OBJECTIVE - Leaving out every picture, quote the data below exactly as it appears.

___ DATASET ___

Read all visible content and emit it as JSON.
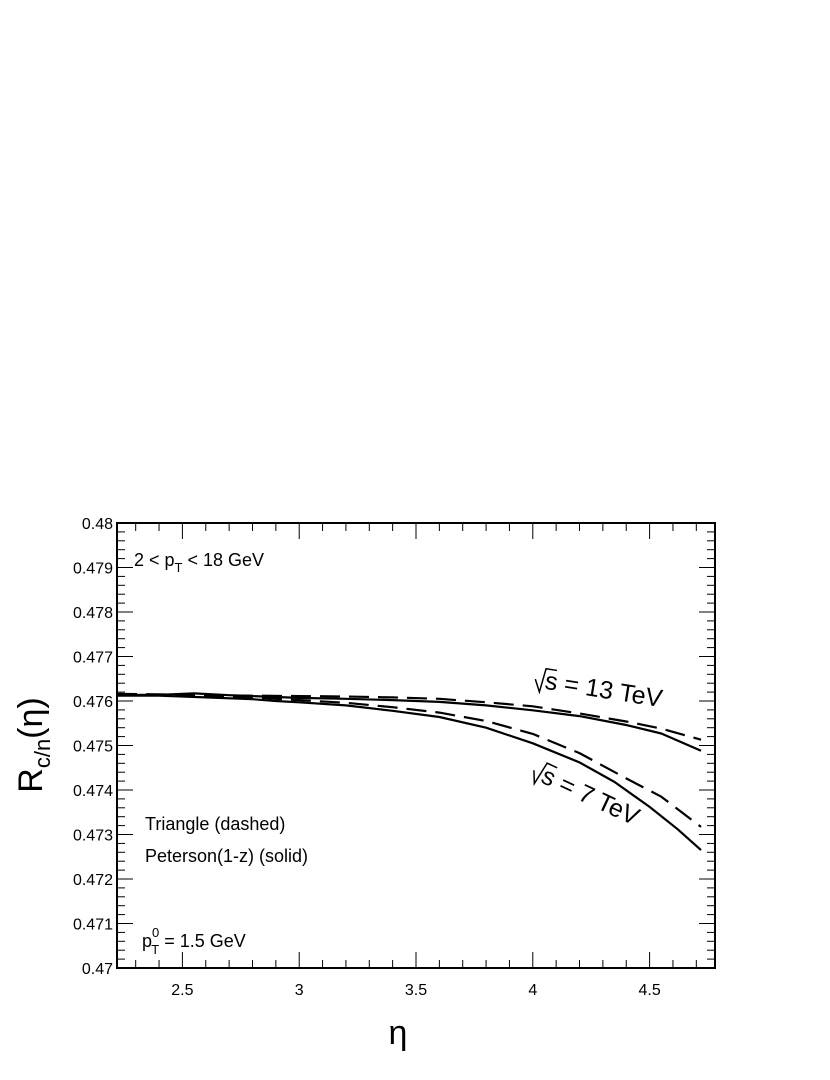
{
  "chart_data": {
    "type": "line",
    "xlabel": "η",
    "ylabel": {
      "main": "R",
      "sub": "c/n",
      "tail": "(η)"
    },
    "xlim": [
      2.22,
      4.78
    ],
    "ylim": [
      0.47,
      0.48
    ],
    "xticks": [
      {
        "value": 2.5,
        "label": "2.5"
      },
      {
        "value": 3,
        "label": "3"
      },
      {
        "value": 3.5,
        "label": "3.5"
      },
      {
        "value": 4,
        "label": "4"
      },
      {
        "value": 4.5,
        "label": "4.5"
      }
    ],
    "yticks": [
      {
        "value": 0.47,
        "label": "0.47"
      },
      {
        "value": 0.471,
        "label": "0.471"
      },
      {
        "value": 0.472,
        "label": "0.472"
      },
      {
        "value": 0.473,
        "label": "0.473"
      },
      {
        "value": 0.474,
        "label": "0.474"
      },
      {
        "value": 0.475,
        "label": "0.475"
      },
      {
        "value": 0.476,
        "label": "0.476"
      },
      {
        "value": 0.477,
        "label": "0.477"
      },
      {
        "value": 0.478,
        "label": "0.478"
      },
      {
        "value": 0.479,
        "label": "0.479"
      },
      {
        "value": 0.48,
        "label": "0.48"
      }
    ],
    "annotations": {
      "pt_range": {
        "pre": "2 < p",
        "sub": "T",
        "post": " < 18 GeV"
      },
      "triangle": "Triangle (dashed)",
      "peterson": "Peterson(1-z) (solid)",
      "pt0": {
        "pre": "p",
        "sup": "0",
        "sub": "T",
        "post": " = 1.5 GeV"
      },
      "label_13": {
        "root": "s",
        "rest": " = 13 TeV"
      },
      "label_7": {
        "root": "s",
        "rest": " = 7 TeV"
      }
    },
    "series": [
      {
        "style": "dashed",
        "group": "13 TeV",
        "x": [
          2.22,
          2.4,
          2.6,
          2.8,
          3.0,
          3.2,
          3.4,
          3.6,
          3.8,
          4.0,
          4.2,
          4.4,
          4.55,
          4.72
        ],
        "y": [
          0.47616,
          0.47615,
          0.47613,
          0.47612,
          0.47611,
          0.4761,
          0.47608,
          0.47605,
          0.47597,
          0.47588,
          0.47572,
          0.47554,
          0.47538,
          0.47513
        ]
      },
      {
        "style": "solid",
        "group": "13 TeV",
        "x": [
          2.22,
          2.4,
          2.55,
          2.7,
          2.9,
          3.0,
          3.2,
          3.4,
          3.6,
          3.8,
          4.0,
          4.2,
          4.4,
          4.55,
          4.72
        ],
        "y": [
          0.47614,
          0.47614,
          0.47617,
          0.47613,
          0.47609,
          0.47607,
          0.47605,
          0.47602,
          0.47598,
          0.4759,
          0.47579,
          0.47566,
          0.47546,
          0.47527,
          0.47488
        ]
      },
      {
        "style": "dashed",
        "group": "7 TeV",
        "x": [
          2.22,
          2.4,
          2.6,
          2.8,
          3.0,
          3.2,
          3.4,
          3.6,
          3.8,
          4.0,
          4.2,
          4.4,
          4.55,
          4.72
        ],
        "y": [
          0.47614,
          0.47613,
          0.47611,
          0.47608,
          0.47602,
          0.47596,
          0.47586,
          0.47574,
          0.47555,
          0.47526,
          0.47483,
          0.47426,
          0.47385,
          0.47317
        ]
      },
      {
        "style": "solid",
        "group": "7 TeV",
        "x": [
          2.22,
          2.4,
          2.6,
          2.8,
          2.9,
          3.0,
          3.2,
          3.4,
          3.6,
          3.8,
          4.0,
          4.2,
          4.35,
          4.5,
          4.62,
          4.72
        ],
        "y": [
          0.47612,
          0.47612,
          0.47608,
          0.47604,
          0.476,
          0.47597,
          0.4759,
          0.47578,
          0.47564,
          0.4754,
          0.47505,
          0.47462,
          0.47418,
          0.47362,
          0.47312,
          0.47265
        ]
      }
    ]
  }
}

___

WRITTEN REPLY -
Read all visible content and emit it as JSON.
{
  "chart_data": {
    "type": "line",
    "xlabel": "η",
    "ylabel": {
      "main": "R",
      "sub": "c/n",
      "tail": "(η)"
    },
    "xlim": [
      2.22,
      4.78
    ],
    "ylim": [
      0.47,
      0.48
    ],
    "xticks": [
      {
        "value": 2.5,
        "label": "2.5"
      },
      {
        "value": 3,
        "label": "3"
      },
      {
        "value": 3.5,
        "label": "3.5"
      },
      {
        "value": 4,
        "label": "4"
      },
      {
        "value": 4.5,
        "label": "4.5"
      }
    ],
    "yticks": [
      {
        "value": 0.47,
        "label": "0.47"
      },
      {
        "value": 0.471,
        "label": "0.471"
      },
      {
        "value": 0.472,
        "label": "0.472"
      },
      {
        "value": 0.473,
        "label": "0.473"
      },
      {
        "value": 0.474,
        "label": "0.474"
      },
      {
        "value": 0.475,
        "label": "0.475"
      },
      {
        "value": 0.476,
        "label": "0.476"
      },
      {
        "value": 0.477,
        "label": "0.477"
      },
      {
        "value": 0.478,
        "label": "0.478"
      },
      {
        "value": 0.479,
        "label": "0.479"
      },
      {
        "value": 0.48,
        "label": "0.48"
      }
    ],
    "annotations": {
      "pt_range": {
        "pre": "2 < p",
        "sub": "T",
        "post": " < 18 GeV"
      },
      "triangle": "Triangle (dashed)",
      "peterson": "Peterson(1-z) (solid)",
      "pt0": {
        "pre": "p",
        "sup": "0",
        "sub": "T",
        "post": " = 1.5 GeV"
      },
      "label_13": {
        "root": "s",
        "rest": " = 13 TeV"
      },
      "label_7": {
        "root": "s",
        "rest": " = 7 TeV"
      }
    },
    "series": [
      {
        "style": "dashed",
        "group": "13 TeV",
        "x": [
          2.22,
          2.4,
          2.6,
          2.8,
          3.0,
          3.2,
          3.4,
          3.6,
          3.8,
          4.0,
          4.2,
          4.4,
          4.55,
          4.72
        ],
        "y": [
          0.47616,
          0.47615,
          0.47613,
          0.47612,
          0.47611,
          0.4761,
          0.47608,
          0.47605,
          0.47597,
          0.47588,
          0.47572,
          0.47554,
          0.47538,
          0.47513
        ]
      },
      {
        "style": "solid",
        "group": "13 TeV",
        "x": [
          2.22,
          2.4,
          2.55,
          2.7,
          2.9,
          3.0,
          3.2,
          3.4,
          3.6,
          3.8,
          4.0,
          4.2,
          4.4,
          4.55,
          4.72
        ],
        "y": [
          0.47614,
          0.47614,
          0.47617,
          0.47613,
          0.47609,
          0.47607,
          0.47605,
          0.47602,
          0.47598,
          0.4759,
          0.47579,
          0.47566,
          0.47546,
          0.47527,
          0.47488
        ]
      },
      {
        "style": "dashed",
        "group": "7 TeV",
        "x": [
          2.22,
          2.4,
          2.6,
          2.8,
          3.0,
          3.2,
          3.4,
          3.6,
          3.8,
          4.0,
          4.2,
          4.4,
          4.55,
          4.72
        ],
        "y": [
          0.47614,
          0.47613,
          0.47611,
          0.47608,
          0.47602,
          0.47596,
          0.47586,
          0.47574,
          0.47555,
          0.47526,
          0.47483,
          0.47426,
          0.47385,
          0.47317
        ]
      },
      {
        "style": "solid",
        "group": "7 TeV",
        "x": [
          2.22,
          2.4,
          2.6,
          2.8,
          2.9,
          3.0,
          3.2,
          3.4,
          3.6,
          3.8,
          4.0,
          4.2,
          4.35,
          4.5,
          4.62,
          4.72
        ],
        "y": [
          0.47612,
          0.47612,
          0.47608,
          0.47604,
          0.476,
          0.47597,
          0.4759,
          0.47578,
          0.47564,
          0.4754,
          0.47505,
          0.47462,
          0.47418,
          0.47362,
          0.47312,
          0.47265
        ]
      }
    ]
  }
}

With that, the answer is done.